Task input
━━━

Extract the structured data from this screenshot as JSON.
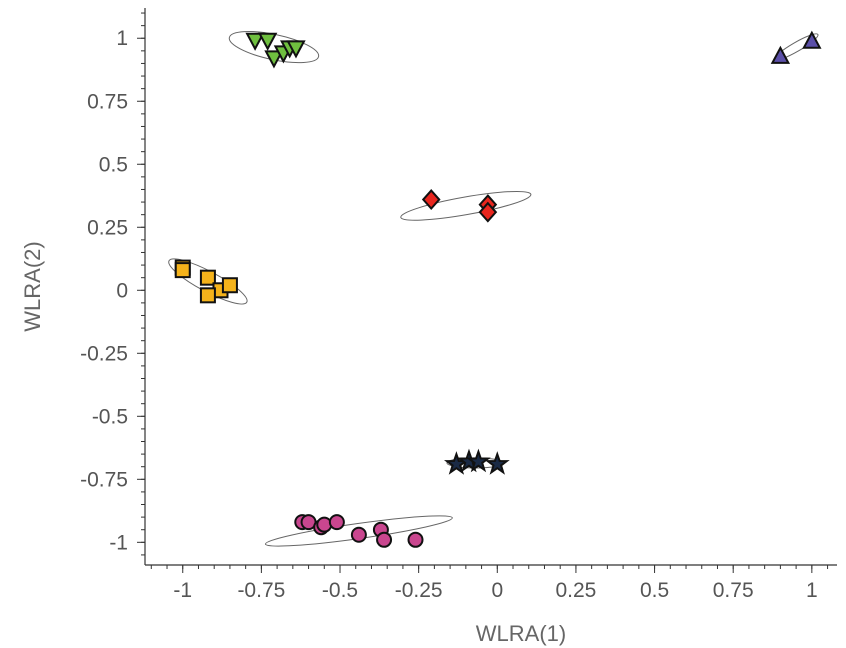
{
  "chart_data": {
    "type": "scatter",
    "title": "",
    "xlabel": "WLRA(1)",
    "ylabel": "WLRA(2)",
    "xlim": [
      -1.12,
      1.08
    ],
    "ylim": [
      -1.09,
      1.12
    ],
    "grid": false,
    "x_ticks": [
      -1,
      -0.75,
      -0.5,
      -0.25,
      0,
      0.25,
      0.5,
      0.75,
      1
    ],
    "x_tick_labels": [
      "-1",
      "-0.75",
      "-0.5",
      "-0.25",
      "0",
      "0.25",
      "0.5",
      "0.75",
      "1"
    ],
    "y_ticks": [
      1,
      0.75,
      0.5,
      0.25,
      0,
      -0.25,
      -0.5,
      -0.75,
      -1
    ],
    "y_tick_labels": [
      "1",
      "0.75",
      "0.5",
      "0.25",
      "0",
      "-0.25",
      "-0.5",
      "-0.75",
      "-1"
    ],
    "series": [
      {
        "marker": "triangle-down",
        "color": "#6fbf3f",
        "points": [
          [
            -0.77,
            0.99
          ],
          [
            -0.73,
            0.99
          ],
          [
            -0.71,
            0.92
          ],
          [
            -0.68,
            0.94
          ],
          [
            -0.66,
            0.96
          ],
          [
            -0.64,
            0.96
          ]
        ],
        "ellipse": {
          "cx": -0.71,
          "cy": 0.965,
          "rx": 0.145,
          "ry": 0.05,
          "angle_deg": -12
        }
      },
      {
        "marker": "triangle-up",
        "color": "#5b4fa8",
        "points": [
          [
            0.9,
            0.93
          ],
          [
            1.0,
            0.99
          ]
        ],
        "ellipse": {
          "cx": 0.95,
          "cy": 0.965,
          "rx": 0.08,
          "ry": 0.018,
          "angle_deg": 30
        }
      },
      {
        "marker": "diamond",
        "color": "#e8261e",
        "points": [
          [
            -0.21,
            0.36
          ],
          [
            -0.03,
            0.34
          ],
          [
            -0.03,
            0.31
          ]
        ],
        "ellipse": {
          "cx": -0.1,
          "cy": 0.335,
          "rx": 0.21,
          "ry": 0.035,
          "angle_deg": 10
        }
      },
      {
        "marker": "square",
        "color": "#f5b31b",
        "points": [
          [
            -1.0,
            0.09
          ],
          [
            -1.0,
            0.08
          ],
          [
            -0.92,
            0.05
          ],
          [
            -0.88,
            0.0
          ],
          [
            -0.85,
            0.02
          ],
          [
            -0.92,
            -0.02
          ]
        ],
        "ellipse": {
          "cx": -0.92,
          "cy": 0.035,
          "rx": 0.14,
          "ry": 0.04,
          "angle_deg": -28
        }
      },
      {
        "marker": "star",
        "color": "#1a2a45",
        "points": [
          [
            -0.13,
            -0.69
          ],
          [
            -0.09,
            -0.68
          ],
          [
            -0.06,
            -0.68
          ],
          [
            0.0,
            -0.69
          ]
        ],
        "ellipse": {
          "cx": -0.07,
          "cy": -0.685,
          "rx": 0.09,
          "ry": 0.02,
          "angle_deg": 0
        }
      },
      {
        "marker": "circle",
        "color": "#c9468f",
        "points": [
          [
            -0.62,
            -0.92
          ],
          [
            -0.6,
            -0.92
          ],
          [
            -0.56,
            -0.94
          ],
          [
            -0.55,
            -0.93
          ],
          [
            -0.51,
            -0.92
          ],
          [
            -0.44,
            -0.97
          ],
          [
            -0.37,
            -0.95
          ],
          [
            -0.36,
            -0.99
          ],
          [
            -0.26,
            -0.99
          ]
        ],
        "ellipse": {
          "cx": -0.44,
          "cy": -0.955,
          "rx": 0.3,
          "ry": 0.03,
          "angle_deg": 8
        }
      }
    ]
  }
}
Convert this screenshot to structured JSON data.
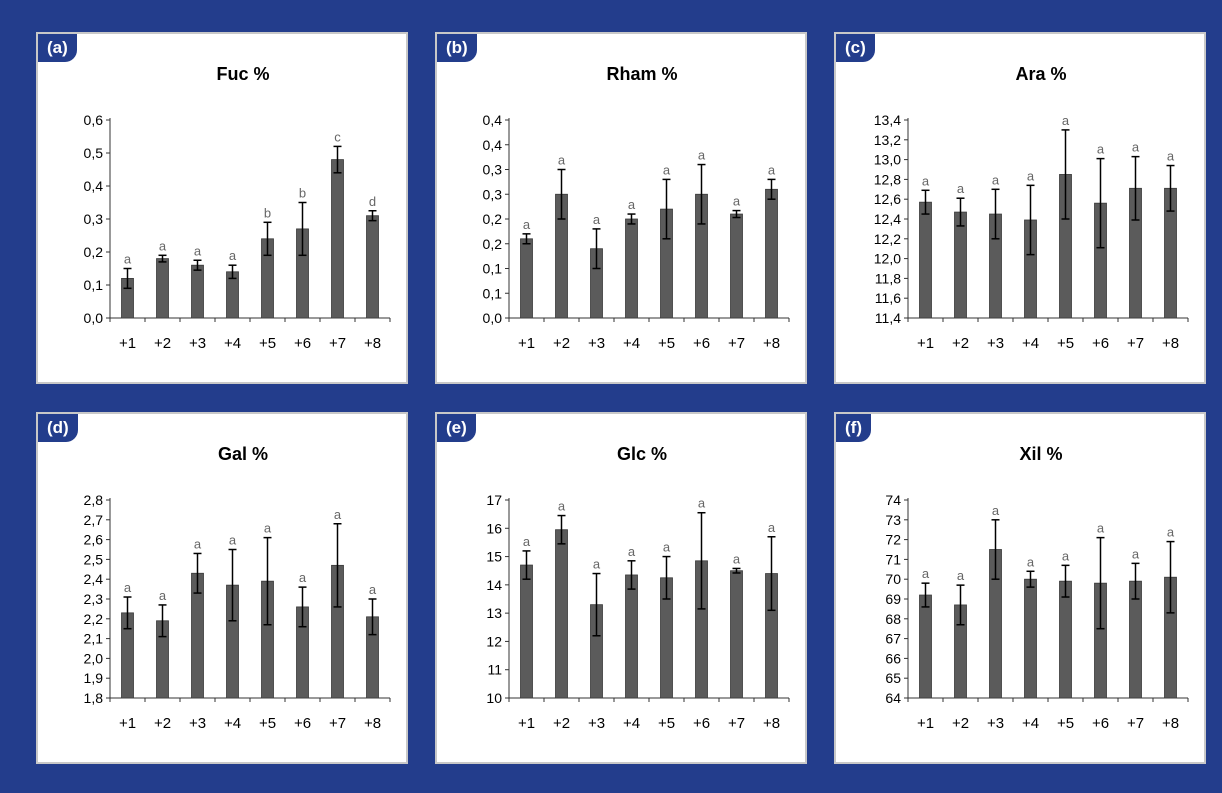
{
  "chart_data": [
    {
      "type": "bar",
      "panel": "(a)",
      "title": "Fuc %",
      "categories": [
        "+1",
        "+2",
        "+3",
        "+4",
        "+5",
        "+6",
        "+7",
        "+8"
      ],
      "values": [
        0.12,
        0.18,
        0.16,
        0.14,
        0.24,
        0.27,
        0.48,
        0.31
      ],
      "errors": [
        0.03,
        0.01,
        0.015,
        0.02,
        0.05,
        0.08,
        0.04,
        0.015
      ],
      "letters": [
        "a",
        "a",
        "a",
        "a",
        "b",
        "b",
        "c",
        "d"
      ],
      "yticks": [
        "0,0",
        "0,1",
        "0,2",
        "0,3",
        "0,4",
        "0,5",
        "0,6"
      ],
      "ylim": [
        0,
        0.6
      ],
      "grid": false
    },
    {
      "type": "bar",
      "panel": "(b)",
      "title": "Rham %",
      "categories": [
        "+1",
        "+2",
        "+3",
        "+4",
        "+5",
        "+6",
        "+7",
        "+8"
      ],
      "values": [
        0.16,
        0.25,
        0.14,
        0.2,
        0.22,
        0.25,
        0.21,
        0.26
      ],
      "errors": [
        0.01,
        0.05,
        0.04,
        0.01,
        0.06,
        0.06,
        0.007,
        0.02
      ],
      "letters": [
        "a",
        "a",
        "a",
        "a",
        "a",
        "a",
        "a",
        "a"
      ],
      "yticks": [
        "0,0",
        "0,1",
        "0,1",
        "0,2",
        "0,2",
        "0,3",
        "0,3",
        "0,4",
        "0,4"
      ],
      "ylim": [
        0,
        0.4
      ],
      "grid": false
    },
    {
      "type": "bar",
      "panel": "(c)",
      "title": "Ara %",
      "categories": [
        "+1",
        "+2",
        "+3",
        "+4",
        "+5",
        "+6",
        "+7",
        "+8"
      ],
      "values": [
        12.57,
        12.47,
        12.45,
        12.39,
        12.85,
        12.56,
        12.71,
        12.71
      ],
      "errors": [
        0.12,
        0.14,
        0.25,
        0.35,
        0.45,
        0.45,
        0.32,
        0.23
      ],
      "letters": [
        "a",
        "a",
        "a",
        "a",
        "a",
        "a",
        "a",
        "a"
      ],
      "yticks": [
        "11,4",
        "11,6",
        "11,8",
        "12,0",
        "12,2",
        "12,4",
        "12,6",
        "12,8",
        "13,0",
        "13,2",
        "13,4"
      ],
      "ylim": [
        11.4,
        13.4
      ],
      "grid": false
    },
    {
      "type": "bar",
      "panel": "(d)",
      "title": "Gal %",
      "categories": [
        "+1",
        "+2",
        "+3",
        "+4",
        "+5",
        "+6",
        "+7",
        "+8"
      ],
      "values": [
        2.23,
        2.19,
        2.43,
        2.37,
        2.39,
        2.26,
        2.47,
        2.21
      ],
      "errors": [
        0.08,
        0.08,
        0.1,
        0.18,
        0.22,
        0.1,
        0.21,
        0.09
      ],
      "letters": [
        "a",
        "a",
        "a",
        "a",
        "a",
        "a",
        "a",
        "a"
      ],
      "yticks": [
        "1,8",
        "1,9",
        "2,0",
        "2,1",
        "2,2",
        "2,3",
        "2,4",
        "2,5",
        "2,6",
        "2,7",
        "2,8"
      ],
      "ylim": [
        1.8,
        2.8
      ],
      "grid": false
    },
    {
      "type": "bar",
      "panel": "(e)",
      "title": "Glc %",
      "categories": [
        "+1",
        "+2",
        "+3",
        "+4",
        "+5",
        "+6",
        "+7",
        "+8"
      ],
      "values": [
        14.7,
        15.95,
        13.3,
        14.35,
        14.25,
        14.85,
        14.5,
        14.4
      ],
      "errors": [
        0.5,
        0.5,
        1.1,
        0.5,
        0.75,
        1.7,
        0.08,
        1.3
      ],
      "letters": [
        "a",
        "a",
        "a",
        "a",
        "a",
        "a",
        "a",
        "a"
      ],
      "yticks": [
        "10",
        "11",
        "12",
        "13",
        "14",
        "15",
        "16",
        "17"
      ],
      "ylim": [
        10,
        17
      ],
      "grid": false
    },
    {
      "type": "bar",
      "panel": "(f)",
      "title": "Xil %",
      "categories": [
        "+1",
        "+2",
        "+3",
        "+4",
        "+5",
        "+6",
        "+7",
        "+8"
      ],
      "values": [
        69.2,
        68.7,
        71.5,
        70.0,
        69.9,
        69.8,
        69.9,
        70.1
      ],
      "errors": [
        0.6,
        1.0,
        1.5,
        0.4,
        0.8,
        2.3,
        0.9,
        1.8
      ],
      "letters": [
        "a",
        "a",
        "a",
        "a",
        "a",
        "a",
        "a",
        "a"
      ],
      "yticks": [
        "64",
        "65",
        "66",
        "67",
        "68",
        "69",
        "70",
        "71",
        "72",
        "73",
        "74"
      ],
      "ylim": [
        64,
        74
      ],
      "grid": false
    }
  ],
  "colors": {
    "background": "#233d8c",
    "bar": "#5b5b5b",
    "bar_edge": "#3a3a3a",
    "text": "#000000",
    "letter": "#666666"
  }
}
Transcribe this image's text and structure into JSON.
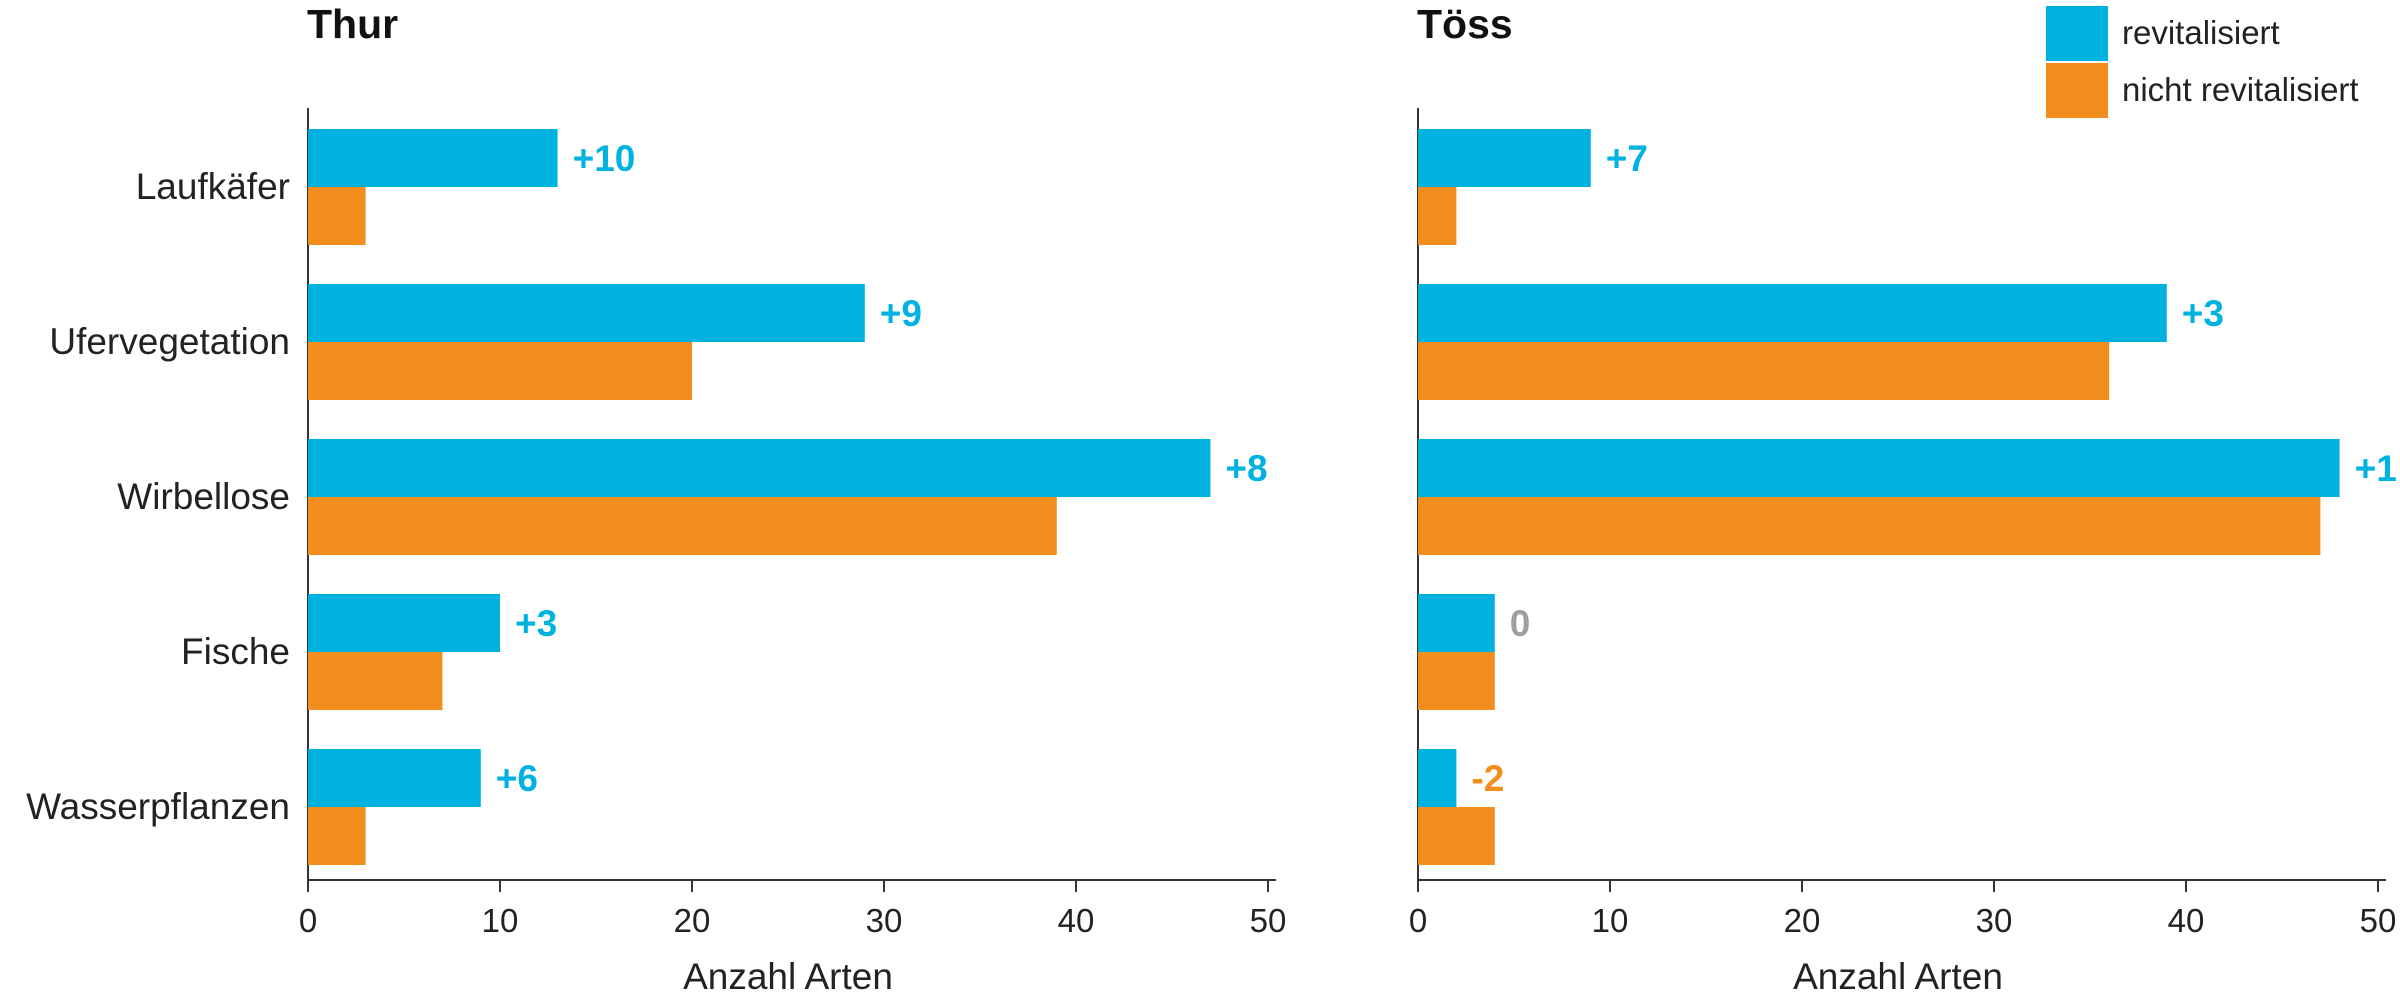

━━━

What you need to do
Collect the lines of the records that include the string "triangle".

Full output
        "marker": "triangle-down",
        "marker": "triangle-up",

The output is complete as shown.